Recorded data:
**********

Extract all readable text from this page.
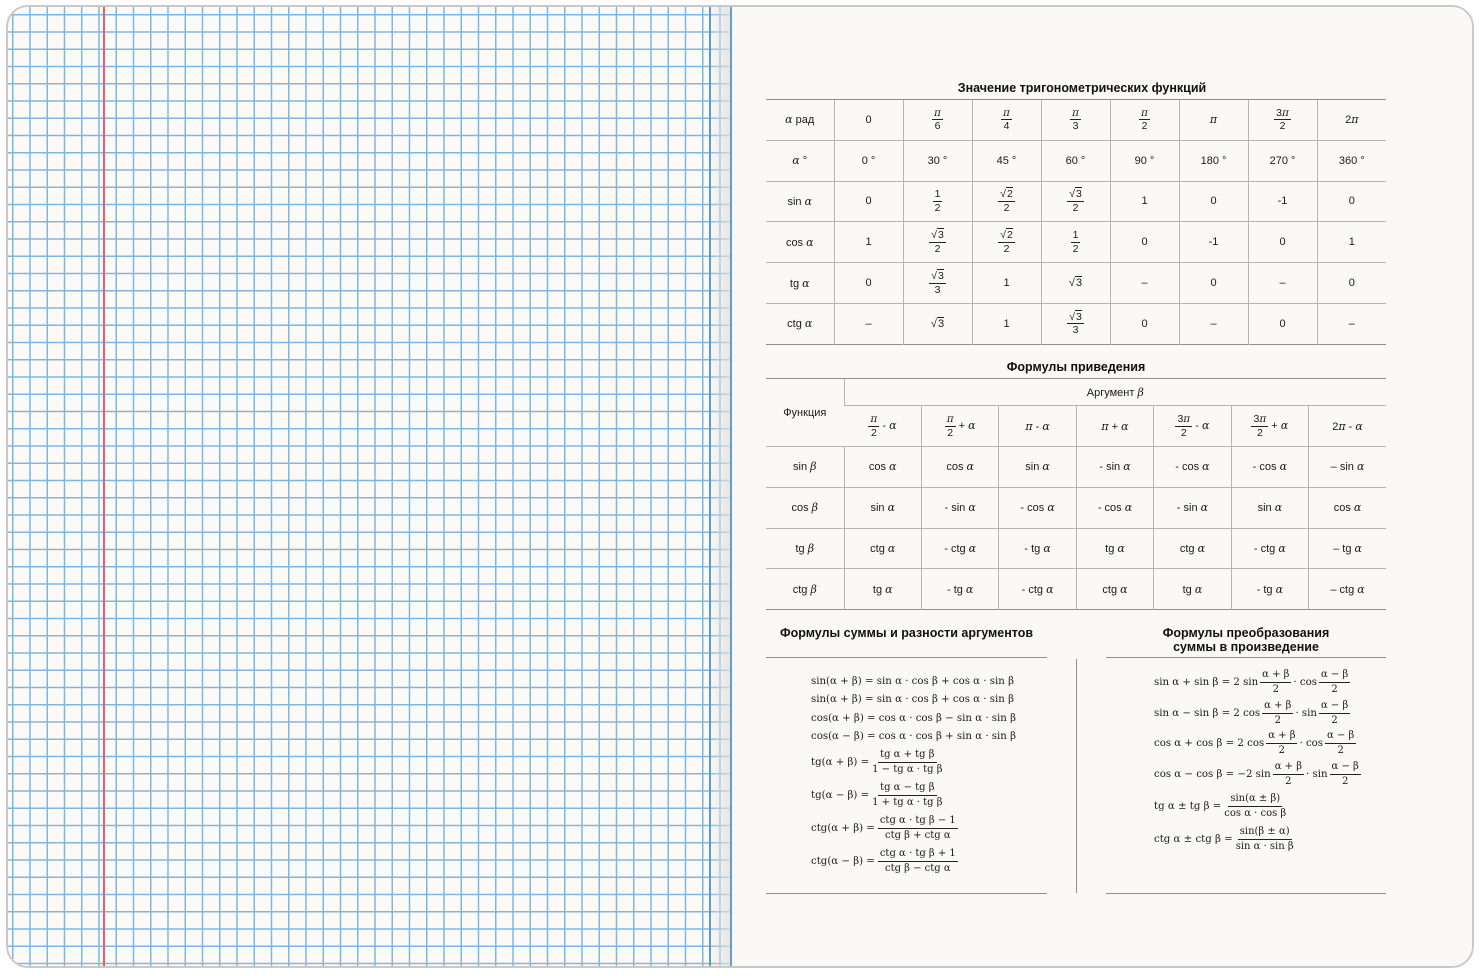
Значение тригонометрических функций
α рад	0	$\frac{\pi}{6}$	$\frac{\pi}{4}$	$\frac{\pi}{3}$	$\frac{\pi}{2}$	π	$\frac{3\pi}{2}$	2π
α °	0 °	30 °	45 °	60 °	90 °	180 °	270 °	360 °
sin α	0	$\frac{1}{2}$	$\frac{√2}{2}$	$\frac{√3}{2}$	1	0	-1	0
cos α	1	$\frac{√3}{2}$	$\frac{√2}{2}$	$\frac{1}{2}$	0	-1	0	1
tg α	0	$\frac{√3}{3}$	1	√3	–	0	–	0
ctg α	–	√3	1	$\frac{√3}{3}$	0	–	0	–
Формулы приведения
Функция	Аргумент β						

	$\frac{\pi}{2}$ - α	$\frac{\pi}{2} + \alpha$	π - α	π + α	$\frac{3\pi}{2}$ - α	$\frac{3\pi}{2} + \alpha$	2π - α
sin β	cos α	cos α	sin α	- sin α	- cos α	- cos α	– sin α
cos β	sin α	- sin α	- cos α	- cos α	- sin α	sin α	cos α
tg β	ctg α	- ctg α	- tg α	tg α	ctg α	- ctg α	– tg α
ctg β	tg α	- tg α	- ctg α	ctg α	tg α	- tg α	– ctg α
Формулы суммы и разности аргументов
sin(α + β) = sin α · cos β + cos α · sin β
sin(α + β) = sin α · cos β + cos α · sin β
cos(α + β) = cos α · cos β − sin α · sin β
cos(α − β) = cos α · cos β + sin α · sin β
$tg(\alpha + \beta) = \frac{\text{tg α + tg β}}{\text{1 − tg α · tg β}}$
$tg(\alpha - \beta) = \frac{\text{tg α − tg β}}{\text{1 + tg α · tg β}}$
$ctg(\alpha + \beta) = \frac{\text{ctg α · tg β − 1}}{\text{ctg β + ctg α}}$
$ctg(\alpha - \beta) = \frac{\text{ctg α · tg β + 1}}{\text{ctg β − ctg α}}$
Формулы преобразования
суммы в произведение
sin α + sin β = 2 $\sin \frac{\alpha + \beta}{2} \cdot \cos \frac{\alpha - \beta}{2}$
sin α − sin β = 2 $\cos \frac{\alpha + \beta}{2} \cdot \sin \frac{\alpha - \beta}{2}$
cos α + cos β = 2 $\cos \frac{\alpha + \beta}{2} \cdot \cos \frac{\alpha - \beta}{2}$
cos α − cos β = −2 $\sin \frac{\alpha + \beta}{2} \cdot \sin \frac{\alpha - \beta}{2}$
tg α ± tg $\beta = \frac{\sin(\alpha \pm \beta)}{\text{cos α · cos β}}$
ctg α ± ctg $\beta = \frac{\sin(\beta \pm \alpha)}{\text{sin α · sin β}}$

**********

GOAL: Pull out every line in the material above where "Формулы" occurs.

TASK RESPONSE:
Формулы приведения
Формулы суммы и разности аргументов
Формулы преобразования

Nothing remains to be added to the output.